- Input for this task
[BEGIN]

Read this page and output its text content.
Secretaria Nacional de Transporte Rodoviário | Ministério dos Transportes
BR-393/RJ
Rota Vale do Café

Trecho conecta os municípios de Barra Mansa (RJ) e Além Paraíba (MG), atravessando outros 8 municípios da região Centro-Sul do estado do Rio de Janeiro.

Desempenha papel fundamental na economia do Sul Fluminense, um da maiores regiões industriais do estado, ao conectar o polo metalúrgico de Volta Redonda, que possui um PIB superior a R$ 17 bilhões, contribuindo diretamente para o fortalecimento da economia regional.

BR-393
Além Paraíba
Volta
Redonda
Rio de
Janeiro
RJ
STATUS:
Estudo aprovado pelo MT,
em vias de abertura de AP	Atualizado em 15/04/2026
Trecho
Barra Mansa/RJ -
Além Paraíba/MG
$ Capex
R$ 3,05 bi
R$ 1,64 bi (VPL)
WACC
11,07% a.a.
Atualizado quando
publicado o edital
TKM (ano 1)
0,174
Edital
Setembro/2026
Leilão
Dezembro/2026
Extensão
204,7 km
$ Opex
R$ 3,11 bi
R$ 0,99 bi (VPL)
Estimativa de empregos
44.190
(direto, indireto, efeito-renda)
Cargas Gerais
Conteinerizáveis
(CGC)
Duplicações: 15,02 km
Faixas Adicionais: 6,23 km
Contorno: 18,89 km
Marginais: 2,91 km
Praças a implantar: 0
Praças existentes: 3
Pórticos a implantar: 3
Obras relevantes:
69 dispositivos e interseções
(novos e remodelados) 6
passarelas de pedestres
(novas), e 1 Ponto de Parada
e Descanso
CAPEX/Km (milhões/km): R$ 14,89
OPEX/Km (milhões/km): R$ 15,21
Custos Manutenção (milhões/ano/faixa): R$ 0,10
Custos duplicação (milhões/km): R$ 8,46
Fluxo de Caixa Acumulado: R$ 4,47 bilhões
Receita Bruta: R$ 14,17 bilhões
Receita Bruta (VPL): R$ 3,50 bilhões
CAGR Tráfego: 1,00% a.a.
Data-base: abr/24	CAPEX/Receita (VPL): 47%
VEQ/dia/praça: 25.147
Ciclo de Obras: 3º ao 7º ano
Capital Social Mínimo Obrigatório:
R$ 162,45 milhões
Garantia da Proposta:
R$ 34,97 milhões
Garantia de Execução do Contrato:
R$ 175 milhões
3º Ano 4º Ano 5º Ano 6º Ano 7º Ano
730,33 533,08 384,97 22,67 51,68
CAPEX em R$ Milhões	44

[END]

- Job
Set down the listing in full, keeping every word exactly as it is.

- Exercise response
Read this page and output its text content.
Secretaria Nacional de Transporte Rodoviário | Ministério dos Transportes
BR-393/RJ
Rota Vale do Café

Trecho conecta os municípios de Barra Mansa (RJ) e Além Paraíba (MG), atravessando outros 8 municípios da região Centro-Sul do estado do Rio de Janeiro.

Desempenha papel fundamental na economia do Sul Fluminense, um da maiores regiões industriais do estado, ao conectar o polo metalúrgico de Volta Redonda, que possui um PIB superior a R$ 17 bilhões, contribuindo diretamente para o fortalecimento da economia regional.

BR-393
Além Paraíba
Volta
Redonda
Rio de
Janeiro
RJ
STATUS:
Estudo aprovado pelo MT,
em vias de abertura de AP	Atualizado em 15/04/2026
Trecho
Barra Mansa/RJ -
Além Paraíba/MG
$ Capex
R$ 3,05 bi
R$ 1,64 bi (VPL)
WACC
11,07% a.a.
Atualizado quando
publicado o edital
TKM (ano 1)
0,174
Edital
Setembro/2026
Leilão
Dezembro/2026
Extensão
204,7 km
$ Opex
R$ 3,11 bi
R$ 0,99 bi (VPL)
Estimativa de empregos
44.190
(direto, indireto, efeito-renda)
Cargas Gerais
Conteinerizáveis
(CGC)
Duplicações: 15,02 km
Faixas Adicionais: 6,23 km
Contorno: 18,89 km
Marginais: 2,91 km
Praças a implantar: 0
Praças existentes: 3
Pórticos a implantar: 3
Obras relevantes:
69 dispositivos e interseções
(novos e remodelados) 6
passarelas de pedestres
(novas), e 1 Ponto de Parada
e Descanso
CAPEX/Km (milhões/km): R$ 14,89
OPEX/Km (milhões/km): R$ 15,21
Custos Manutenção (milhões/ano/faixa): R$ 0,10
Custos duplicação (milhões/km): R$ 8,46
Fluxo de Caixa Acumulado: R$ 4,47 bilhões
Receita Bruta: R$ 14,17 bilhões
Receita Bruta (VPL): R$ 3,50 bilhões
CAGR Tráfego: 1,00% a.a.
Data-base: abr/24	CAPEX/Receita (VPL): 47%
VEQ/dia/praça: 25.147
Ciclo de Obras: 3º ao 7º ano
Capital Social Mínimo Obrigatório:
R$ 162,45 milhões
Garantia da Proposta:
R$ 34,97 milhões
Garantia de Execução do Contrato:
R$ 175 milhões
3º Ano 4º Ano 5º Ano 6º Ano 7º Ano
730,33 533,08 384,97 22,67 51,68
CAPEX em R$ Milhões	44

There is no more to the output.